=== Exercise brief ===
Print the entries below in their entirety, exactly as they are written.

— begin Data in this exercise —

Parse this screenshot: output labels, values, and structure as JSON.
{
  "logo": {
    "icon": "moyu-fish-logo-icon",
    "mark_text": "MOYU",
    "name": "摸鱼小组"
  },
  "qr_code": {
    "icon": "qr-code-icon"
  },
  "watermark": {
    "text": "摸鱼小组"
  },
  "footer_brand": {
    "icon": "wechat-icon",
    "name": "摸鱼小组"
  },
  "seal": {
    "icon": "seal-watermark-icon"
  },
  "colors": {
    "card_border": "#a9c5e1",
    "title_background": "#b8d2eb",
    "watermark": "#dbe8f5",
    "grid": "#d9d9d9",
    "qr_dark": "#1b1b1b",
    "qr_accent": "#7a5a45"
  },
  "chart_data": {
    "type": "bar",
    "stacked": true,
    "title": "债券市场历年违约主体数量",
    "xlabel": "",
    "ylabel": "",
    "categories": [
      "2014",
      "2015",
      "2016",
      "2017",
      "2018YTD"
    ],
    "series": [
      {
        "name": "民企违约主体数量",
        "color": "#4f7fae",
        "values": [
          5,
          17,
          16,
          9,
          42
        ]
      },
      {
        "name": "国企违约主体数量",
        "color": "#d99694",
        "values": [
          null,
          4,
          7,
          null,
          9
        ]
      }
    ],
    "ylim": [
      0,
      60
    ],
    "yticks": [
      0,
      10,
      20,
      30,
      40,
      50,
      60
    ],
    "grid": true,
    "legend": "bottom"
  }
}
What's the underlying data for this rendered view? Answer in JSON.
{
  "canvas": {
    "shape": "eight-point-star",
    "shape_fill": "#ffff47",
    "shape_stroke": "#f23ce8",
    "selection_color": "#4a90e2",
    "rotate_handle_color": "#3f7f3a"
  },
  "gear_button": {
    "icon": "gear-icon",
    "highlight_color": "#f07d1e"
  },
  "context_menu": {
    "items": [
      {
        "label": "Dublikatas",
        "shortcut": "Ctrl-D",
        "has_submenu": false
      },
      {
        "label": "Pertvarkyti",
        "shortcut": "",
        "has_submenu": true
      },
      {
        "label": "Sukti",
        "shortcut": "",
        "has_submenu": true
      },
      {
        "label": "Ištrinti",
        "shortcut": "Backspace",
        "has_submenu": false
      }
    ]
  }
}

— end Data in this exercise —

=== Exercise response ===
Parse this screenshot: output labels, values, and structure as JSON.
{
  "logo": {
    "icon": "moyu-fish-logo-icon",
    "mark_text": "MOYU",
    "name": "摸鱼小组"
  },
  "qr_code": {
    "icon": "qr-code-icon"
  },
  "watermark": {
    "text": "摸鱼小组"
  },
  "footer_brand": {
    "icon": "wechat-icon",
    "name": "摸鱼小组"
  },
  "seal": {
    "icon": "seal-watermark-icon"
  },
  "colors": {
    "card_border": "#a9c5e1",
    "title_background": "#b8d2eb",
    "watermark": "#dbe8f5",
    "grid": "#d9d9d9",
    "qr_dark": "#1b1b1b",
    "qr_accent": "#7a5a45"
  },
  "chart_data": {
    "type": "bar",
    "stacked": true,
    "title": "债券市场历年违约主体数量",
    "xlabel": "",
    "ylabel": "",
    "categories": [
      "2014",
      "2015",
      "2016",
      "2017",
      "2018YTD"
    ],
    "series": [
      {
        "name": "民企违约主体数量",
        "color": "#4f7fae",
        "values": [
          5,
          17,
          16,
          9,
          42
        ]
      },
      {
        "name": "国企违约主体数量",
        "color": "#d99694",
        "values": [
          null,
          4,
          7,
          null,
          9
        ]
      }
    ],
    "ylim": [
      0,
      60
    ],
    "yticks": [
      0,
      10,
      20,
      30,
      40,
      50,
      60
    ],
    "grid": true,
    "legend": "bottom"
  }
}
What's the underlying data for this rendered view? Answer in JSON.
{
  "canvas": {
    "shape": "eight-point-star",
    "shape_fill": "#ffff47",
    "shape_stroke": "#f23ce8",
    "selection_color": "#4a90e2",
    "rotate_handle_color": "#3f7f3a"
  },
  "gear_button": {
    "icon": "gear-icon",
    "highlight_color": "#f07d1e"
  },
  "context_menu": {
    "items": [
      {
        "label": "Dublikatas",
        "shortcut": "Ctrl-D",
        "has_submenu": false
      },
      {
        "label": "Pertvarkyti",
        "shortcut": "",
        "has_submenu": true
      },
      {
        "label": "Sukti",
        "shortcut": "",
        "has_submenu": true
      },
      {
        "label": "Ištrinti",
        "shortcut": "Backspace",
        "has_submenu": false
      }
    ]
  }
}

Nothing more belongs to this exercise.